**Exercise objective:** Using the data below, gather each line that includes the word "Sight".

**Provided data:**

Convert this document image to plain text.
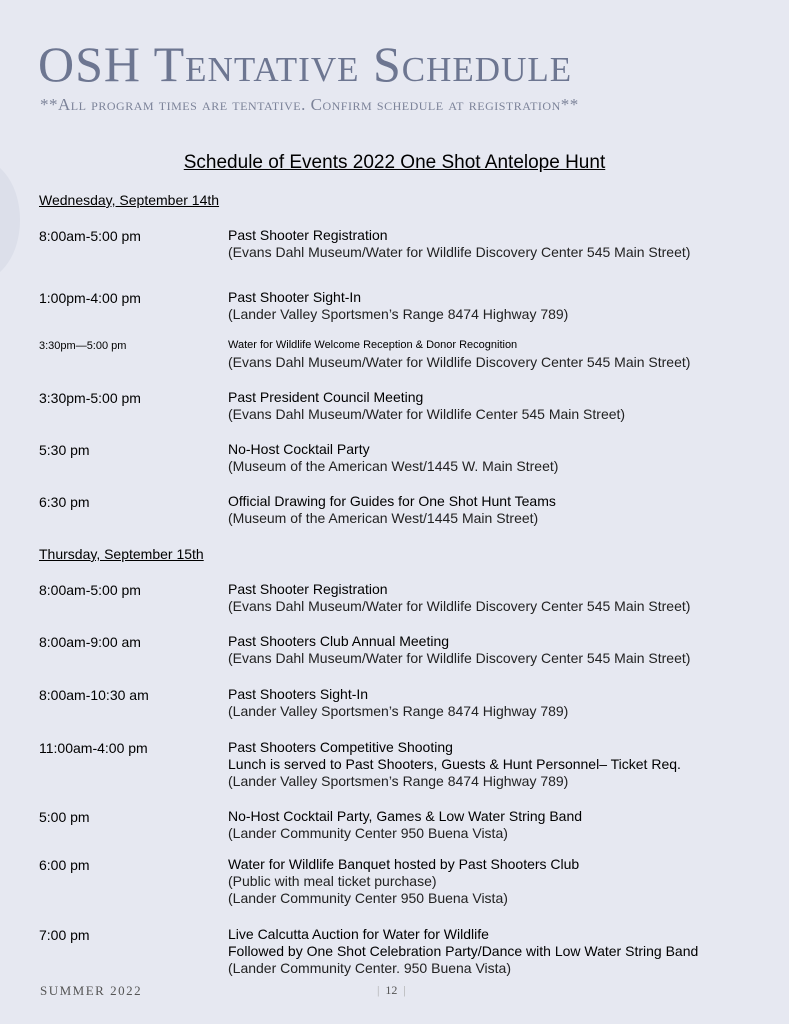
OSH Tentative Schedule
**All program times are tentative. Confirm schedule at registration**
Schedule of Events 2022 One Shot Antelope Hunt
Wednesday, September 14th
8:00am-5:00 pm	Past Shooter Registration
(Evans Dahl Museum/Water for Wildlife Discovery Center 545 Main Street)
1:00pm-4:00 pm	Past Shooter Sight-In
(Lander Valley Sportsmen’s Range 8474 Highway 789)
3:30pm—5:00 pm	Water for Wildlife Welcome Reception & Donor Recognition
(Evans Dahl Museum/Water for Wildlife Discovery Center 545 Main Street)
3:30pm-5:00 pm	Past President Council Meeting
(Evans Dahl Museum/Water for Wildlife Center 545 Main Street)
5:30 pm	No-Host Cocktail Party
(Museum of the American West/1445 W. Main Street)
6:30 pm	Official Drawing for Guides for One Shot Hunt Teams
(Museum of the American West/1445 Main Street)
Thursday, September 15th
8:00am-5:00 pm	Past Shooter Registration
(Evans Dahl Museum/Water for Wildlife Discovery Center 545 Main Street)
8:00am-9:00 am	Past Shooters Club Annual Meeting
(Evans Dahl Museum/Water for Wildlife Discovery Center 545 Main Street)
8:00am-10:30 am	Past Shooters Sight-In
(Lander Valley Sportsmen’s Range 8474 Highway 789)
11:00am-4:00 pm	Past Shooters Competitive Shooting
Lunch is served to Past Shooters, Guests & Hunt Personnel– Ticket Req.
(Lander Valley Sportsmen’s Range 8474 Highway 789)
5:00 pm	No-Host Cocktail Party, Games & Low Water String Band
(Lander Community Center 950 Buena Vista)
6:00 pm	Water for Wildlife Banquet hosted by Past Shooters Club
(Public with meal ticket purchase)
(Lander Community Center 950 Buena Vista)
7:00 pm	Live Calcutta Auction for Water for Wildlife
Followed by One Shot Celebration Party/Dance with Low Water String Band
(Lander Community Center. 950 Buena Vista)
SUMMER 2022	| 12 |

**Written reply:**
1:00pm-4:00 pm	Past Shooter Sight-In
8:00am-10:30 am	Past Shooters Sight-In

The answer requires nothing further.